-- Given problem --
Omit every picture while repeating the entries exactly.
___ Data to process ___
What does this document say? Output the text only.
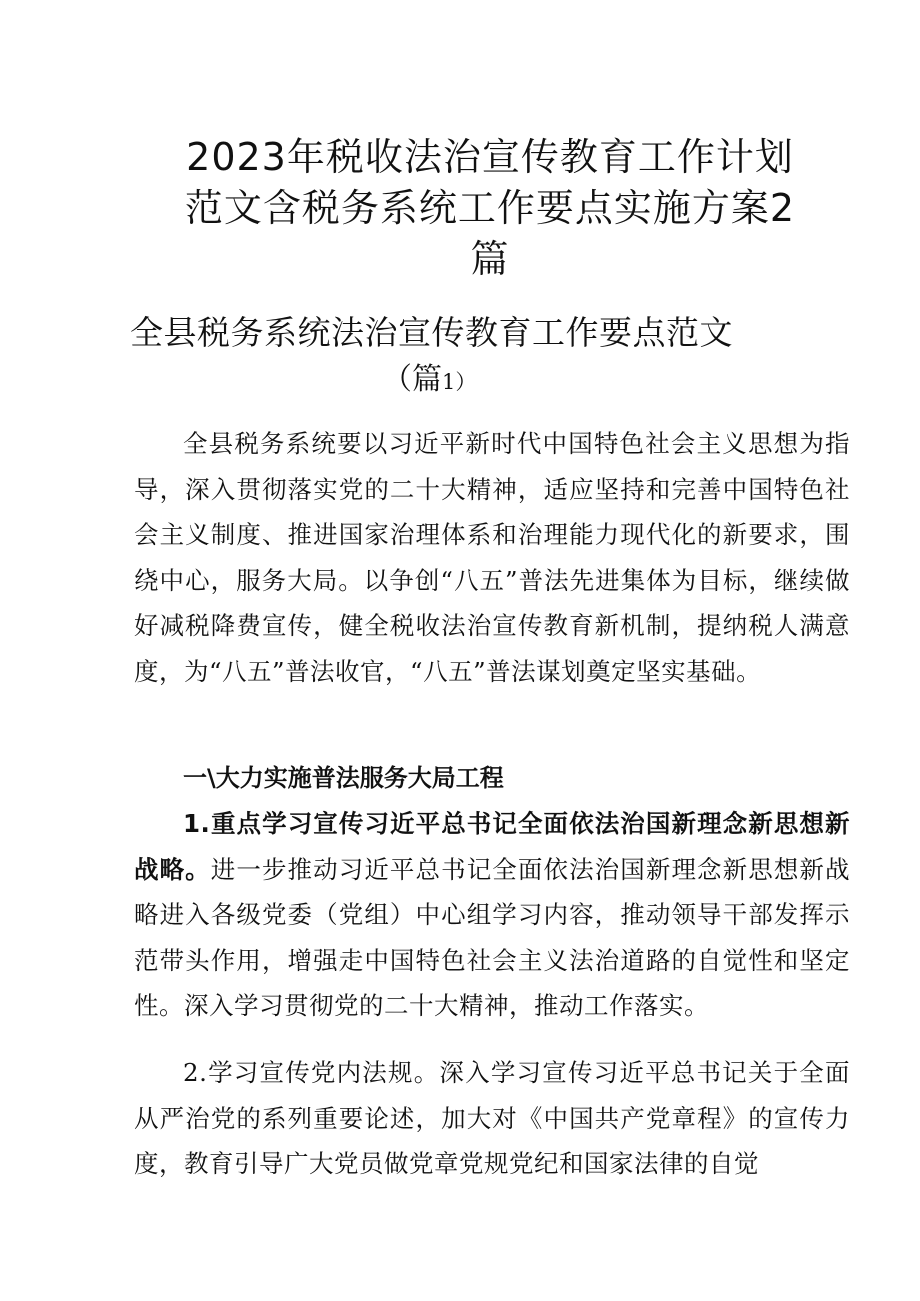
2023年税收法治宣传教育工作计划
范文含税务系统工作要点实施方案2
篇
全县税务系统法治宣传教育工作要点范文
（篇1）

全县税务系统要以习近平新时代中国特色社会主义思想为指导，深入贯彻落实党的二十大精神，适应坚持和完善中国特色社会主义制度、推进国家治理体系和治理能力现代化的新要求，围绕中心，服务大局。以争创“八五”普法先进集体为目标，继续做好减税降费宣传，健全税收法治宣传教育新机制，提纳税人满意度，为“八五”普法收官，“八五”普法谋划奠定坚实基础。

一\大力实施普法服务大局工程

1.重点学习宣传习近平总书记全面依法治国新理念新思想新战略。进一步推动习近平总书记全面依法治国新理念新思想新战略进入各级党委（党组）中心组学习内容，推动领导干部发挥示范带头作用，增强走中国特色社会主义法治道路的自觉性和坚定性。深入学习贯彻党的二十大精神，推动工作落实。

2.学习宣传党内法规。深入学习宣传习近平总书记关于全面从严治党的系列重要论述，加大对《中国共产党章程》的宣传力度，教育引导广大党员做党章党规党纪和国家法律的自觉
___
-- Exercise answer --
What does this document say? Output the text only.
2023年税收法治宣传教育工作计划
范文含税务系统工作要点实施方案2
篇
全县税务系统法治宣传教育工作要点范文
（篇1）

全县税务系统要以习近平新时代中国特色社会主义思想为指导，深入贯彻落实党的二十大精神，适应坚持和完善中国特色社会主义制度、推进国家治理体系和治理能力现代化的新要求，围绕中心，服务大局。以争创“八五”普法先进集体为目标，继续做好减税降费宣传，健全税收法治宣传教育新机制，提纳税人满意度，为“八五”普法收官，“八五”普法谋划奠定坚实基础。

一\大力实施普法服务大局工程

1.重点学习宣传习近平总书记全面依法治国新理念新思想新战略。进一步推动习近平总书记全面依法治国新理念新思想新战略进入各级党委（党组）中心组学习内容，推动领导干部发挥示范带头作用，增强走中国特色社会主义法治道路的自觉性和坚定性。深入学习贯彻党的二十大精神，推动工作落实。

2.学习宣传党内法规。深入学习宣传习近平总书记关于全面从严治党的系列重要论述，加大对《中国共产党章程》的宣传力度，教育引导广大党员做党章党规党纪和国家法律的自觉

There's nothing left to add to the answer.